▶ TASK REQUIREMENTS: Write out all of the entries exactly as given.
--------------------------------------------------
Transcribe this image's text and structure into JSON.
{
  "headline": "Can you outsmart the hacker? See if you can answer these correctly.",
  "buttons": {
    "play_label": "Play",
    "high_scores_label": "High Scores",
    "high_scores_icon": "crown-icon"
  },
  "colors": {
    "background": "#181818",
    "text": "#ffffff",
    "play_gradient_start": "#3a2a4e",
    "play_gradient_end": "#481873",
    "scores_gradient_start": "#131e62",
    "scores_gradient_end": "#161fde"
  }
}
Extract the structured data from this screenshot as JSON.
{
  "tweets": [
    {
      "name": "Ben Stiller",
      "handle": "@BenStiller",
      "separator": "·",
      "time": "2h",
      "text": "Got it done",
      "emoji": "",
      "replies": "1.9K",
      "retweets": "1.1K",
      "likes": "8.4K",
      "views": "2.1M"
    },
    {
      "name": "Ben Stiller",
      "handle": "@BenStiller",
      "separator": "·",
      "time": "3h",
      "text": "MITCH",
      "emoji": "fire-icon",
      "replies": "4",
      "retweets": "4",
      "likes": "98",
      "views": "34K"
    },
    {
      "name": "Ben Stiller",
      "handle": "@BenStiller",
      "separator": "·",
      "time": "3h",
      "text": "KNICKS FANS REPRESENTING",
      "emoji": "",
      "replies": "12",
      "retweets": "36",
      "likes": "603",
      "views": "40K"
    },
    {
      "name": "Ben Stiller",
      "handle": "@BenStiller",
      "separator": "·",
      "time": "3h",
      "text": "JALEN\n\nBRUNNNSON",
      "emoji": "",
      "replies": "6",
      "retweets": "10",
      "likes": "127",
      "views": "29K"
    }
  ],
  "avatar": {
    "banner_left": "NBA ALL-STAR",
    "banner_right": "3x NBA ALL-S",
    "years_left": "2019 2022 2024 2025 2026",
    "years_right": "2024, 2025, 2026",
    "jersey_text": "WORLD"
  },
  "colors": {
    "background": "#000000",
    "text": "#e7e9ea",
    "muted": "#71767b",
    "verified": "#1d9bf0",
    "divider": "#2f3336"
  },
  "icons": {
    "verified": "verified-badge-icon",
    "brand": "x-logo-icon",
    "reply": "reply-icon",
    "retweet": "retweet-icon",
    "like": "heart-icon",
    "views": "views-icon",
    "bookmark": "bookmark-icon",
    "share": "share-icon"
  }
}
--------------------------------------------------
▶ SOLUTION TO THE EXERCISE:
Transcribe this image's text and structure into JSON.
{
  "headline": "Can you outsmart the hacker? See if you can answer these correctly.",
  "buttons": {
    "play_label": "Play",
    "high_scores_label": "High Scores",
    "high_scores_icon": "crown-icon"
  },
  "colors": {
    "background": "#181818",
    "text": "#ffffff",
    "play_gradient_start": "#3a2a4e",
    "play_gradient_end": "#481873",
    "scores_gradient_start": "#131e62",
    "scores_gradient_end": "#161fde"
  }
}
Extract the structured data from this screenshot as JSON.
{
  "tweets": [
    {
      "name": "Ben Stiller",
      "handle": "@BenStiller",
      "separator": "·",
      "time": "2h",
      "text": "Got it done",
      "emoji": "",
      "replies": "1.9K",
      "retweets": "1.1K",
      "likes": "8.4K",
      "views": "2.1M"
    },
    {
      "name": "Ben Stiller",
      "handle": "@BenStiller",
      "separator": "·",
      "time": "3h",
      "text": "MITCH",
      "emoji": "fire-icon",
      "replies": "4",
      "retweets": "4",
      "likes": "98",
      "views": "34K"
    },
    {
      "name": "Ben Stiller",
      "handle": "@BenStiller",
      "separator": "·",
      "time": "3h",
      "text": "KNICKS FANS REPRESENTING",
      "emoji": "",
      "replies": "12",
      "retweets": "36",
      "likes": "603",
      "views": "40K"
    },
    {
      "name": "Ben Stiller",
      "handle": "@BenStiller",
      "separator": "·",
      "time": "3h",
      "text": "JALEN\n\nBRUNNNSON",
      "emoji": "",
      "replies": "6",
      "retweets": "10",
      "likes": "127",
      "views": "29K"
    }
  ],
  "avatar": {
    "banner_left": "NBA ALL-STAR",
    "banner_right": "3x NBA ALL-S",
    "years_left": "2019 2022 2024 2025 2026",
    "years_right": "2024, 2025, 2026",
    "jersey_text": "WORLD"
  },
  "colors": {
    "background": "#000000",
    "text": "#e7e9ea",
    "muted": "#71767b",
    "verified": "#1d9bf0",
    "divider": "#2f3336"
  },
  "icons": {
    "verified": "verified-badge-icon",
    "brand": "x-logo-icon",
    "reply": "reply-icon",
    "retweet": "retweet-icon",
    "like": "heart-icon",
    "views": "views-icon",
    "bookmark": "bookmark-icon",
    "share": "share-icon"
  }
}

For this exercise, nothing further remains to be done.